What follows is a block of records; restate each one word for word.

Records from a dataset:
· · ·

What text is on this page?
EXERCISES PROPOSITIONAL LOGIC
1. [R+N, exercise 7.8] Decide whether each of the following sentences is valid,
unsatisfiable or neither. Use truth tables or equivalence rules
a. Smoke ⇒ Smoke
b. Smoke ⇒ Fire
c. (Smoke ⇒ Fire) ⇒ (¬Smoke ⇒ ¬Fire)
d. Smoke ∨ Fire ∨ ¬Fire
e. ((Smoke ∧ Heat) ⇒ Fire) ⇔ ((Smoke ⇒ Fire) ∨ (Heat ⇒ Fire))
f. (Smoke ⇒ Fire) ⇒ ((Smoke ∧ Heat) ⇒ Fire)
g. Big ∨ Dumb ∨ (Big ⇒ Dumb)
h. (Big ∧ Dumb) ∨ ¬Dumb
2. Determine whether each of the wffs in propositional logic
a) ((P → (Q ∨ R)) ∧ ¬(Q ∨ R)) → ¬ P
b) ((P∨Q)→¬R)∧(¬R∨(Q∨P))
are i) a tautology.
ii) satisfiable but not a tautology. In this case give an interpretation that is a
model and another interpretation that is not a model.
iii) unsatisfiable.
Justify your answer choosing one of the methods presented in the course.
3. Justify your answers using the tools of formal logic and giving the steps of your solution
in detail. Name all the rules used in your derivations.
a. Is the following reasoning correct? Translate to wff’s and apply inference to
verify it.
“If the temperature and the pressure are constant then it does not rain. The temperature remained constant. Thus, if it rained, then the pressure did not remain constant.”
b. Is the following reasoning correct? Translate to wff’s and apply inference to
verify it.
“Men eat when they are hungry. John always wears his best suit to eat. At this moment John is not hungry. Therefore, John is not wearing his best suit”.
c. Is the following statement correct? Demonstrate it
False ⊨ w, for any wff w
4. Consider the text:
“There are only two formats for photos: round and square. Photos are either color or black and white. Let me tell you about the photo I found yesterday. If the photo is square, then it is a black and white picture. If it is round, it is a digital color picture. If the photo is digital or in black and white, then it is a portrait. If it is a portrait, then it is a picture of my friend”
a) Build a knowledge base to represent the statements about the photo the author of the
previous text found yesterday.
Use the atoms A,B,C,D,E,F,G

· · ·

• Result of the exercise:
What text is on this page?
EXERCISES PROPOSITIONAL LOGIC
1. [R+N, exercise 7.8] Decide whether each of the following sentences is valid,
unsatisfiable or neither. Use truth tables or equivalence rules
a. Smoke ⇒ Smoke
b. Smoke ⇒ Fire
c. (Smoke ⇒ Fire) ⇒ (¬Smoke ⇒ ¬Fire)
d. Smoke ∨ Fire ∨ ¬Fire
e. ((Smoke ∧ Heat) ⇒ Fire) ⇔ ((Smoke ⇒ Fire) ∨ (Heat ⇒ Fire))
f. (Smoke ⇒ Fire) ⇒ ((Smoke ∧ Heat) ⇒ Fire)
g. Big ∨ Dumb ∨ (Big ⇒ Dumb)
h. (Big ∧ Dumb) ∨ ¬Dumb
2. Determine whether each of the wffs in propositional logic
a) ((P → (Q ∨ R)) ∧ ¬(Q ∨ R)) → ¬ P
b) ((P∨Q)→¬R)∧(¬R∨(Q∨P))
are i) a tautology.
ii) satisfiable but not a tautology. In this case give an interpretation that is a
model and another interpretation that is not a model.
iii) unsatisfiable.
Justify your answer choosing one of the methods presented in the course.
3. Justify your answers using the tools of formal logic and giving the steps of your solution
in detail. Name all the rules used in your derivations.
a. Is the following reasoning correct? Translate to wff’s and apply inference to
verify it.
“If the temperature and the pressure are constant then it does not rain. The temperature remained constant. Thus, if it rained, then the pressure did not remain constant.”
b. Is the following reasoning correct? Translate to wff’s and apply inference to
verify it.
“Men eat when they are hungry. John always wears his best suit to eat. At this moment John is not hungry. Therefore, John is not wearing his best suit”.
c. Is the following statement correct? Demonstrate it
False ⊨ w, for any wff w
4. Consider the text:
“There are only two formats for photos: round and square. Photos are either color or black and white. Let me tell you about the photo I found yesterday. If the photo is square, then it is a black and white picture. If it is round, it is a digital color picture. If the photo is digital or in black and white, then it is a portrait. If it is a portrait, then it is a picture of my friend”
a) Build a knowledge base to represent the statements about the photo the author of the
previous text found yesterday.
Use the atoms A,B,C,D,E,F,G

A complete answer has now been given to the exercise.